* start RECORDS FOR THE TASK *

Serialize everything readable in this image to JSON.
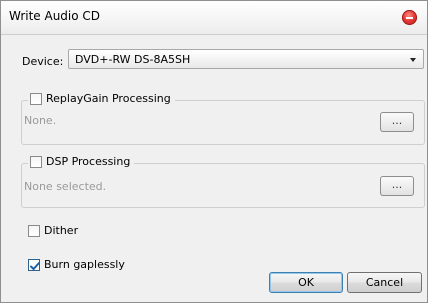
{
  "window": {
    "title": "Write Audio CD"
  },
  "device": {
    "label": "Device:",
    "selected": "DVD+-RW DS-8A5SH"
  },
  "replaygain": {
    "label": "ReplayGain Processing",
    "checked": false,
    "status": "None.",
    "button_label": "..."
  },
  "dsp": {
    "label": "DSP Processing",
    "checked": false,
    "status": "None selected.",
    "button_label": "..."
  },
  "dither": {
    "label": "Dither",
    "checked": false
  },
  "burn_gapless": {
    "label": "Burn gaplessly",
    "checked": true
  },
  "buttons": {
    "ok": "OK",
    "cancel": "Cancel"
  }
}
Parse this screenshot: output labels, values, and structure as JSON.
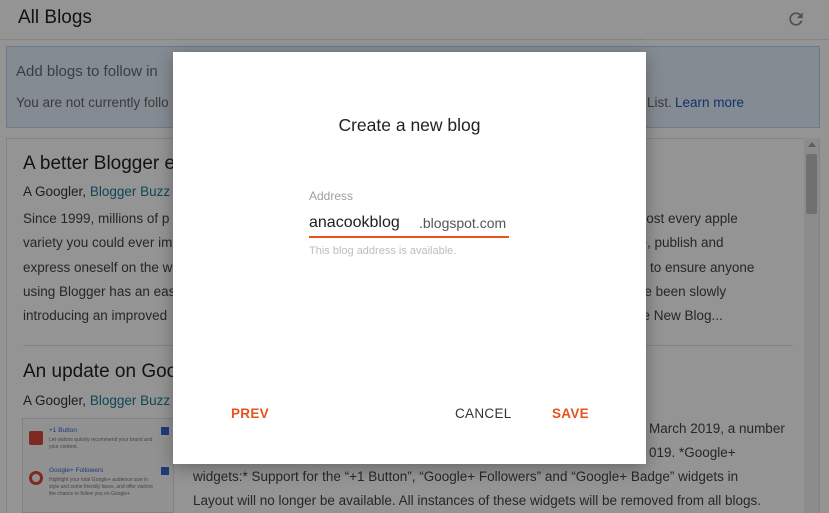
{
  "header": {
    "title": "All Blogs",
    "refresh_icon": "refresh-icon"
  },
  "follow_panel": {
    "heading": "Add blogs to follow in",
    "sub": "You are not currently follo",
    "list_text": "List.",
    "learn_more": "Learn more"
  },
  "posts": [
    {
      "title": "A better Blogger e",
      "meta_prefix": "A Googler,",
      "meta_link": "Blogger Buzz",
      "body_left": [
        "Since 1999, millions of p",
        "variety you could ever im",
        "express oneself on the w",
        "using Blogger has an eas",
        "introducing an improved"
      ],
      "body_right": [
        "most every apple",
        "re, publish and",
        "nt to ensure anyone",
        "'ve been slowly",
        "he New Blog..."
      ]
    },
    {
      "title": "An update on Goo",
      "meta_prefix": "A Googler,",
      "meta_link": "Blogger Buzz",
      "body_right": [
        "March 2019, a number",
        "019. *Google+"
      ],
      "body_full": [
        "widgets:* Support for the “+1 Button”, “Google+ Followers” and “Google+ Badge” widgets in",
        "Layout will no longer be available. All instances of these widgets will be removed from all blogs."
      ],
      "thumb": [
        {
          "title": "+1 Button",
          "desc": "Let visitors quickly recommend your brand and your content."
        },
        {
          "title": "Google+ Followers",
          "desc": "Highlight your total Google+ audience size in style and some friendly faces, and offer visitors the chance to follow you on Google+"
        }
      ]
    }
  ],
  "dialog": {
    "title": "Create a new blog",
    "address_label": "Address",
    "address_value": "anacookblog",
    "address_suffix": ".blogspot.com",
    "hint": "This blog address is available.",
    "prev": "PREV",
    "cancel": "CANCEL",
    "save": "SAVE"
  },
  "colors": {
    "accent": "#e6531d",
    "link": "#1a57b8",
    "overlay": "rgba(0,0,0,0.42)"
  }
}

* end RECORDS FOR THE TASK *

● REQUIREMENT
Each entry should be repeated exactly as it appears; the pictures stay out.

● SOLVED EXERCISE
Serialize everything readable in this image to JSON.
{
  "window": {
    "title": "Write Audio CD"
  },
  "device": {
    "label": "Device:",
    "selected": "DVD+-RW DS-8A5SH"
  },
  "replaygain": {
    "label": "ReplayGain Processing",
    "checked": false,
    "status": "None.",
    "button_label": "..."
  },
  "dsp": {
    "label": "DSP Processing",
    "checked": false,
    "status": "None selected.",
    "button_label": "..."
  },
  "dither": {
    "label": "Dither",
    "checked": false
  },
  "burn_gapless": {
    "label": "Burn gaplessly",
    "checked": true
  },
  "buttons": {
    "ok": "OK",
    "cancel": "Cancel"
  }
}
Parse this screenshot: output labels, values, and structure as JSON.
{
  "header": {
    "title": "All Blogs",
    "refresh_icon": "refresh-icon"
  },
  "follow_panel": {
    "heading": "Add blogs to follow in",
    "sub": "You are not currently follo",
    "list_text": "List.",
    "learn_more": "Learn more"
  },
  "posts": [
    {
      "title": "A better Blogger e",
      "meta_prefix": "A Googler,",
      "meta_link": "Blogger Buzz",
      "body_left": [
        "Since 1999, millions of p",
        "variety you could ever im",
        "express oneself on the w",
        "using Blogger has an eas",
        "introducing an improved"
      ],
      "body_right": [
        "most every apple",
        "re, publish and",
        "nt to ensure anyone",
        "'ve been slowly",
        "he New Blog..."
      ]
    },
    {
      "title": "An update on Goo",
      "meta_prefix": "A Googler,",
      "meta_link": "Blogger Buzz",
      "body_right": [
        "March 2019, a number",
        "019. *Google+"
      ],
      "body_full": [
        "widgets:* Support for the “+1 Button”, “Google+ Followers” and “Google+ Badge” widgets in",
        "Layout will no longer be available. All instances of these widgets will be removed from all blogs."
      ],
      "thumb": [
        {
          "title": "+1 Button",
          "desc": "Let visitors quickly recommend your brand and your content."
        },
        {
          "title": "Google+ Followers",
          "desc": "Highlight your total Google+ audience size in style and some friendly faces, and offer visitors the chance to follow you on Google+"
        }
      ]
    }
  ],
  "dialog": {
    "title": "Create a new blog",
    "address_label": "Address",
    "address_value": "anacookblog",
    "address_suffix": ".blogspot.com",
    "hint": "This blog address is available.",
    "prev": "PREV",
    "cancel": "CANCEL",
    "save": "SAVE"
  },
  "colors": {
    "accent": "#e6531d",
    "link": "#1a57b8",
    "overlay": "rgba(0,0,0,0.42)"
  }
}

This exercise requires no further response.